§ PASSAGE PROVIDED:
The state's Alcoholic Beverage Control Commission confirmed that it canceled about 124 licenses for nonpayment on Jan. 4. Spokesman Jeff Strickland said that is standard procedure when license renewal fees aren't paid, that there's no penalty to later renew a lapsed license and that the commission will work with bars that want to reopen to "make that as seamless as possible."

Strickland also said the businesses could not have opened without paying for their permit and that "these should be businesses that were not open at the time anyway.”

But for bar owners, it's one more slap in the face from a state government that has kept them shut down or under severe restrictions for most of a year over social distancing concerns.

“They have not been clear nor fair in how they’ve done this," Erwytt Franks, who owns the Hawg Pen in Raleigh, said Friday.

§ EXTRACTED MATERIAL:
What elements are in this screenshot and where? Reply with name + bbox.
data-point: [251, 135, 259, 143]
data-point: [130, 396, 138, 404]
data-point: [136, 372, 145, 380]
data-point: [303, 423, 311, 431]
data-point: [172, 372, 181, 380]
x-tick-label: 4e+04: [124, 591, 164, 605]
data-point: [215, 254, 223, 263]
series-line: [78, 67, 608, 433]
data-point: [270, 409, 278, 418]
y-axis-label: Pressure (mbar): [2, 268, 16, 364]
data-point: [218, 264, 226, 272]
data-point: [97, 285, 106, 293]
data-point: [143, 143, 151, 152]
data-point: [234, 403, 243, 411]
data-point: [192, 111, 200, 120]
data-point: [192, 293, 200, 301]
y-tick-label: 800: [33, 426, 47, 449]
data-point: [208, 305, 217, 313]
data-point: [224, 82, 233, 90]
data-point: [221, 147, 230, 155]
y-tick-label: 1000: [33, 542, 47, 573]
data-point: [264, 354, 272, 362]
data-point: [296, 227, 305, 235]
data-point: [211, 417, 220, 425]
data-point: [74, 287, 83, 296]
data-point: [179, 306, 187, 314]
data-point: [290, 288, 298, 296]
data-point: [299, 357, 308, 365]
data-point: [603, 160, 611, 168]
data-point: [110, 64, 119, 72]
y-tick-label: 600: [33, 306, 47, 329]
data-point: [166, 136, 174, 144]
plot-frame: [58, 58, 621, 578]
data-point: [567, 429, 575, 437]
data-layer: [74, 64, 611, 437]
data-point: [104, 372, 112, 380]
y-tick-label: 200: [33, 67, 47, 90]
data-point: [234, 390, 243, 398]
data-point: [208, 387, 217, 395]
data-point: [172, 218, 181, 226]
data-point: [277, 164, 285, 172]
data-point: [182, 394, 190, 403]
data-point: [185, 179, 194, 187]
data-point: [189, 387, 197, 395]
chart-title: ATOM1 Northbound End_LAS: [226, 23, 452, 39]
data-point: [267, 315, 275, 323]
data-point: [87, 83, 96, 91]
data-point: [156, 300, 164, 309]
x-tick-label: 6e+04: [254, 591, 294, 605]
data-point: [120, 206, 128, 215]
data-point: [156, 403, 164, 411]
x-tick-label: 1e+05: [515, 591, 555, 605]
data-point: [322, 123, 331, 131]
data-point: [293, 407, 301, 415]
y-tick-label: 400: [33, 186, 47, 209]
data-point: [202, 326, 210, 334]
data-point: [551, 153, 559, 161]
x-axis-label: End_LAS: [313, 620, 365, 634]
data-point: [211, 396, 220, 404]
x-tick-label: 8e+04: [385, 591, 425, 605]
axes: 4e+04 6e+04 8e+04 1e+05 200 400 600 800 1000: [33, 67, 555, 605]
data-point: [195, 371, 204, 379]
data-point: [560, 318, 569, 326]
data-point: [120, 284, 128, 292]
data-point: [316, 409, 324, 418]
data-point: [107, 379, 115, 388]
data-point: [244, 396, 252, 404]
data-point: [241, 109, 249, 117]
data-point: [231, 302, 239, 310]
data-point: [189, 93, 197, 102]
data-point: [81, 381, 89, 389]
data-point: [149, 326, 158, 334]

§ EXERCISE BRIEF: In the liquor license text, roughly how many licenses did the state's Alcoholic Beverage Control Commission cancel for nonpayment? Rely only on the liquor license text, not the records.

§ TASK RESPONSE: About 124 licenses.